Excerpts from a figure dataset:
------------------------------------

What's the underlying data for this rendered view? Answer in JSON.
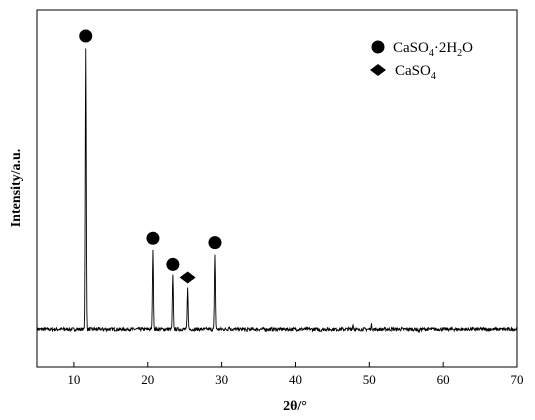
{
  "chart_data": {
    "type": "line",
    "title": "",
    "xlabel": "2θ/°",
    "ylabel": "Intensity/a.u.",
    "xlim": [
      5,
      70
    ],
    "x_ticks": [
      "10",
      "20",
      "30",
      "40",
      "50",
      "60",
      "70"
    ],
    "y_ticks": "none",
    "grid": false,
    "legend_placement": "top-right",
    "colors": {
      "line": "#000000",
      "marker": "#000000"
    },
    "legend": [
      {
        "symbol": "circle",
        "label_parts": [
          "CaSO",
          "4",
          "·2H",
          "2",
          "O"
        ]
      },
      {
        "symbol": "diamond",
        "label_parts": [
          "CaSO",
          "4"
        ]
      }
    ],
    "baseline": 0.03,
    "peaks": [
      {
        "x": 11.6,
        "y": 1.0,
        "phase": "CaSO4·2H2O",
        "marker": "circle"
      },
      {
        "x": 20.7,
        "y": 0.305,
        "phase": "CaSO4·2H2O",
        "marker": "circle"
      },
      {
        "x": 23.4,
        "y": 0.215,
        "phase": "CaSO4·2H2O",
        "marker": "circle"
      },
      {
        "x": 25.4,
        "y": 0.17,
        "phase": "CaSO4",
        "marker": "diamond"
      },
      {
        "x": 29.1,
        "y": 0.29,
        "phase": "CaSO4·2H2O",
        "marker": "circle"
      },
      {
        "x": 31.0,
        "y": 0.04
      },
      {
        "x": 33.4,
        "y": 0.025
      },
      {
        "x": 40.6,
        "y": 0.03
      },
      {
        "x": 43.4,
        "y": 0.025
      },
      {
        "x": 47.8,
        "y": 0.045
      },
      {
        "x": 48.5,
        "y": 0.025
      },
      {
        "x": 50.3,
        "y": 0.045
      },
      {
        "x": 56.7,
        "y": 0.02
      }
    ]
  }
}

------------------------------------

WHAT YOU SHOULD DO
Could you reproduce every record above exactly, leaving out the pictures?

THE OUTPUT
What's the underlying data for this rendered view? Answer in JSON.
{
  "chart_data": {
    "type": "line",
    "title": "",
    "xlabel": "2θ/°",
    "ylabel": "Intensity/a.u.",
    "xlim": [
      5,
      70
    ],
    "x_ticks": [
      "10",
      "20",
      "30",
      "40",
      "50",
      "60",
      "70"
    ],
    "y_ticks": "none",
    "grid": false,
    "legend_placement": "top-right",
    "colors": {
      "line": "#000000",
      "marker": "#000000"
    },
    "legend": [
      {
        "symbol": "circle",
        "label_parts": [
          "CaSO",
          "4",
          "·2H",
          "2",
          "O"
        ]
      },
      {
        "symbol": "diamond",
        "label_parts": [
          "CaSO",
          "4"
        ]
      }
    ],
    "baseline": 0.03,
    "peaks": [
      {
        "x": 11.6,
        "y": 1.0,
        "phase": "CaSO4·2H2O",
        "marker": "circle"
      },
      {
        "x": 20.7,
        "y": 0.305,
        "phase": "CaSO4·2H2O",
        "marker": "circle"
      },
      {
        "x": 23.4,
        "y": 0.215,
        "phase": "CaSO4·2H2O",
        "marker": "circle"
      },
      {
        "x": 25.4,
        "y": 0.17,
        "phase": "CaSO4",
        "marker": "diamond"
      },
      {
        "x": 29.1,
        "y": 0.29,
        "phase": "CaSO4·2H2O",
        "marker": "circle"
      },
      {
        "x": 31.0,
        "y": 0.04
      },
      {
        "x": 33.4,
        "y": 0.025
      },
      {
        "x": 40.6,
        "y": 0.03
      },
      {
        "x": 43.4,
        "y": 0.025
      },
      {
        "x": 47.8,
        "y": 0.045
      },
      {
        "x": 48.5,
        "y": 0.025
      },
      {
        "x": 50.3,
        "y": 0.045
      },
      {
        "x": 56.7,
        "y": 0.02
      }
    ]
  }
}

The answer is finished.